◆ Problem to work on
In the data below, locate each line with the word "TradingView" and list it.

(Extracts from a graphics dataset)
__________________________________________________

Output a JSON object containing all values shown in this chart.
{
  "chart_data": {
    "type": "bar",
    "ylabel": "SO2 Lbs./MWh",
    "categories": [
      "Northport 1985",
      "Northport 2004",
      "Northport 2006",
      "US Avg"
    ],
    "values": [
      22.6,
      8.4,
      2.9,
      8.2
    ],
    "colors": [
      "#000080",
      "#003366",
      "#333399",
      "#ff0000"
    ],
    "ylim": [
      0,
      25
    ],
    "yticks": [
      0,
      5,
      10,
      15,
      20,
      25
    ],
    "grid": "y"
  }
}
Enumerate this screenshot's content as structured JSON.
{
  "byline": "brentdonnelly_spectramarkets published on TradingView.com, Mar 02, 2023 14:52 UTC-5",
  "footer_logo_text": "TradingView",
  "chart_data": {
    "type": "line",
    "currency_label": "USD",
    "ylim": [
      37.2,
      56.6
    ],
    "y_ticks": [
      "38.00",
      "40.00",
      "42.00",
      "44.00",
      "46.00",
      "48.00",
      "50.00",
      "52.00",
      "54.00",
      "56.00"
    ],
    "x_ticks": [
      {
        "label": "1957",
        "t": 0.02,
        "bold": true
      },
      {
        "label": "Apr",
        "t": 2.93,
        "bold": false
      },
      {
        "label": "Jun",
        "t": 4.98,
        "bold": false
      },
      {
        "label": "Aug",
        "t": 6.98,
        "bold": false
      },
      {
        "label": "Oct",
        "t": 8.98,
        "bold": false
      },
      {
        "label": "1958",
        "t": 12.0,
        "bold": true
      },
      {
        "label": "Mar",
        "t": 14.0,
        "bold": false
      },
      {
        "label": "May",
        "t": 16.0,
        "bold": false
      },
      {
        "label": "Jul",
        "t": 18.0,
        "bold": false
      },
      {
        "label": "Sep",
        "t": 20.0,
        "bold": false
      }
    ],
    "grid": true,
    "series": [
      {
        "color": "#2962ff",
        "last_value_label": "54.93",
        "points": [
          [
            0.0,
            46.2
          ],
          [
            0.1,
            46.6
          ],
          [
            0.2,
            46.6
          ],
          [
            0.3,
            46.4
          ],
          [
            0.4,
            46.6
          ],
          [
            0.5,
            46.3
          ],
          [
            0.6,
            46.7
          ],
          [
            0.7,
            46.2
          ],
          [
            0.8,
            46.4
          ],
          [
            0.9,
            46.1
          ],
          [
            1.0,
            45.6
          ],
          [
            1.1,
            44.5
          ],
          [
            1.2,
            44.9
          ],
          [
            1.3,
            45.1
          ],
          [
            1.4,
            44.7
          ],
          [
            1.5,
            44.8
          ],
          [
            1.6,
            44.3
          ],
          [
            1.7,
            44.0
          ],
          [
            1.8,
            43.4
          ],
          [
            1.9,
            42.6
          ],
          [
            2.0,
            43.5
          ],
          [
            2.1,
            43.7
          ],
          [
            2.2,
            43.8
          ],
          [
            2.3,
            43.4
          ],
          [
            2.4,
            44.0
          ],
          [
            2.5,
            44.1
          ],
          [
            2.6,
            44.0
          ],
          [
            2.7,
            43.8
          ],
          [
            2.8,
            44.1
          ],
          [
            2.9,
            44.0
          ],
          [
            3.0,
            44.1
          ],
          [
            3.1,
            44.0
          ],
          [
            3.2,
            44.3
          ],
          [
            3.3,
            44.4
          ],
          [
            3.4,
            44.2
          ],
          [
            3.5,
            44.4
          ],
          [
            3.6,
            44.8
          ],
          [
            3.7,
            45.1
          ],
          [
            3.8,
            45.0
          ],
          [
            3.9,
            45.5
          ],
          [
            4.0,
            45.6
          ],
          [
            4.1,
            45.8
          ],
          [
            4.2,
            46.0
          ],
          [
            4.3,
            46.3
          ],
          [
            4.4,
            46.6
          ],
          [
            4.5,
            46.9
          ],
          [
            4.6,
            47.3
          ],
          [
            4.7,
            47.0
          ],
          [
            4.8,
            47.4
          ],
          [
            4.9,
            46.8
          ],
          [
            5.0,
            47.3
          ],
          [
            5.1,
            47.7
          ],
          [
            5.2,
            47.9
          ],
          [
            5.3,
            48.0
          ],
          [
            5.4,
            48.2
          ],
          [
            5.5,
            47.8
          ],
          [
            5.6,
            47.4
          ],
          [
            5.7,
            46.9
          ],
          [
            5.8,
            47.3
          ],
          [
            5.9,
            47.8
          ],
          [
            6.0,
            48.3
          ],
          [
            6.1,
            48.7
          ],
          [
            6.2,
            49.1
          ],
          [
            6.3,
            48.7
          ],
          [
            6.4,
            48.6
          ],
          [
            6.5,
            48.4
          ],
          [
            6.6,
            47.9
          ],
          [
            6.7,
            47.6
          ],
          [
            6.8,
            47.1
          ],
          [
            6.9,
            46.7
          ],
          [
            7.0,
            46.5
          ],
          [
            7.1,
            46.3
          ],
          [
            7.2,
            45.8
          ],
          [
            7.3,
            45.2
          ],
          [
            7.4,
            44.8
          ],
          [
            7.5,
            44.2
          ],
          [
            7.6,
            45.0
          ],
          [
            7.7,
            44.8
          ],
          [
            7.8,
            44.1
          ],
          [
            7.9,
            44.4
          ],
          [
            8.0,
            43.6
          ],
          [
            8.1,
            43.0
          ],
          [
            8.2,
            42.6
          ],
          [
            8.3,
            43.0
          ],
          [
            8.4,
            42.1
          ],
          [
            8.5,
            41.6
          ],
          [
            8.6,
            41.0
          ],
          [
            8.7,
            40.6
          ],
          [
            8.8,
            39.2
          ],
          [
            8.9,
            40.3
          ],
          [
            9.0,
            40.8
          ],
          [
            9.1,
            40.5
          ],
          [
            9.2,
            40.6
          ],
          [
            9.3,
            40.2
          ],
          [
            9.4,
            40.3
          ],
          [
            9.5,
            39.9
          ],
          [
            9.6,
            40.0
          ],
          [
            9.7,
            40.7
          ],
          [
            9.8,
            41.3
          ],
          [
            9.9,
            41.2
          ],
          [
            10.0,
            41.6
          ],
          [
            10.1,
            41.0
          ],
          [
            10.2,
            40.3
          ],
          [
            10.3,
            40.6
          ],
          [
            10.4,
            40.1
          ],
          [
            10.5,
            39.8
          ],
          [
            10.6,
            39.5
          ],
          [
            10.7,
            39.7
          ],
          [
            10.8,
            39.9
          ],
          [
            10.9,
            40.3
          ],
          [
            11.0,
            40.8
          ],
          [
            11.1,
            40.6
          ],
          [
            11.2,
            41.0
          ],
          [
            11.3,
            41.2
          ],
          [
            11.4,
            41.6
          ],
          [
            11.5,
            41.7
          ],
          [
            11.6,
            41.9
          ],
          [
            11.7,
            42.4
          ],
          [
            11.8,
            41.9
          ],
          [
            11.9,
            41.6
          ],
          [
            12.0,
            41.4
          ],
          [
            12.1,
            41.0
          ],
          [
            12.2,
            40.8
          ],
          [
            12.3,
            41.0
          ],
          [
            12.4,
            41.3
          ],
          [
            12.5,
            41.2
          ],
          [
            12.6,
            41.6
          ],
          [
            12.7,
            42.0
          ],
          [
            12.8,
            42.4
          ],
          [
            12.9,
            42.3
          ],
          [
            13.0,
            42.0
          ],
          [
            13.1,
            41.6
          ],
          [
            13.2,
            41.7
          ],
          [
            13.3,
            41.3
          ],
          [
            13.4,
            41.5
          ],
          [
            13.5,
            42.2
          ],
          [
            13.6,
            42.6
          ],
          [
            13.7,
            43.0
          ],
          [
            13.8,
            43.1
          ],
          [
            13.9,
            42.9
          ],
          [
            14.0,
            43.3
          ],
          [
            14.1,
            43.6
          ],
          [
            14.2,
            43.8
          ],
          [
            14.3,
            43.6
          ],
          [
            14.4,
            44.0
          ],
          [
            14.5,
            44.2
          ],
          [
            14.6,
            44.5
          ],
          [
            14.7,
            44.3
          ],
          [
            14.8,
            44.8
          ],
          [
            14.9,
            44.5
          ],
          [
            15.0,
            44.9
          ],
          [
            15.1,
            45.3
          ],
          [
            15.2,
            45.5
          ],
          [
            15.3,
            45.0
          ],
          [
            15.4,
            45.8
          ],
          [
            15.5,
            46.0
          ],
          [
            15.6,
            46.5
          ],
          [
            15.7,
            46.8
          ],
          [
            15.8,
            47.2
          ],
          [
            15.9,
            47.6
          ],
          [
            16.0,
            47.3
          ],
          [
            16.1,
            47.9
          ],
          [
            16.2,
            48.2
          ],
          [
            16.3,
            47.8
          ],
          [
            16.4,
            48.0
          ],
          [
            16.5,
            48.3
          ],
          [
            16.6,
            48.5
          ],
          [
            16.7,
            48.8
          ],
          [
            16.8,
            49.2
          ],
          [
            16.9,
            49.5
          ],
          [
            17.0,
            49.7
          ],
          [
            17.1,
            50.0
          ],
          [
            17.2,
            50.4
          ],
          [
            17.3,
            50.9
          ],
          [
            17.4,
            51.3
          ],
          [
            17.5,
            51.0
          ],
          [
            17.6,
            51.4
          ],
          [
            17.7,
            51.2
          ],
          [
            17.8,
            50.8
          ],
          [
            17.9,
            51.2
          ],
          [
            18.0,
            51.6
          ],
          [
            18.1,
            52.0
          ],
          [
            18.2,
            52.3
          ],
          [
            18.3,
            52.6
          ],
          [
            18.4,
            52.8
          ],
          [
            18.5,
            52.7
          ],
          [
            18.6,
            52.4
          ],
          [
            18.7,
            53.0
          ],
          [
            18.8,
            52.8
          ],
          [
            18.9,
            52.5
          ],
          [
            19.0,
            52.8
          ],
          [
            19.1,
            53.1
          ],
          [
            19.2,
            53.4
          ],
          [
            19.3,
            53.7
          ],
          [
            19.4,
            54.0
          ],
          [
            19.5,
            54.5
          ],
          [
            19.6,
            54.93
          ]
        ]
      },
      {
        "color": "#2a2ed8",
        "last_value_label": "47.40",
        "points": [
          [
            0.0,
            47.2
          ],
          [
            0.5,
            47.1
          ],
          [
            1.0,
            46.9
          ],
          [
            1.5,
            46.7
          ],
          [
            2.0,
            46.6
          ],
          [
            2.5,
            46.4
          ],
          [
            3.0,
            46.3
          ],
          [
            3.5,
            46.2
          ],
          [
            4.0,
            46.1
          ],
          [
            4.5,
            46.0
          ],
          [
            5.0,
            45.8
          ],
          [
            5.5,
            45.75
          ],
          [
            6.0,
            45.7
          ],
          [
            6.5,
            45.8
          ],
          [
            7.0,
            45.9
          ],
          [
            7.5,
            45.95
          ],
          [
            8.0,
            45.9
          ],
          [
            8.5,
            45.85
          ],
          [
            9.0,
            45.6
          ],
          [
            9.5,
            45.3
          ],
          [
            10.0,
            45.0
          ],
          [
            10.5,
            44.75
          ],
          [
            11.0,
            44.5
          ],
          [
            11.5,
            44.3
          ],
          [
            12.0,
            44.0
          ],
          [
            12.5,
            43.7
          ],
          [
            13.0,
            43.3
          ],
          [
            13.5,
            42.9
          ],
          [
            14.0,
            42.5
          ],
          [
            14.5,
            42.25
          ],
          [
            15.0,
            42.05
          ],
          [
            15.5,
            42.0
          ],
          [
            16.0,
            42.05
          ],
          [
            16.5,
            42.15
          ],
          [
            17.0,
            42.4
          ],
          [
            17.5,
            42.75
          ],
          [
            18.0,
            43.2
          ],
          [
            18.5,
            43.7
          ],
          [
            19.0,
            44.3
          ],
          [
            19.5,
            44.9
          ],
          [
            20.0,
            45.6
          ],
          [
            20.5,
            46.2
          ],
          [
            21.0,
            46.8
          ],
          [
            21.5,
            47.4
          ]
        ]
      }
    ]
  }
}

__________________________________________________

◆ Exercise answer
  "byline": "brentdonnelly_spectramarkets published on TradingView.com, Mar 02, 2023 14:52 UTC-5",
  "footer_logo_text": "TradingView",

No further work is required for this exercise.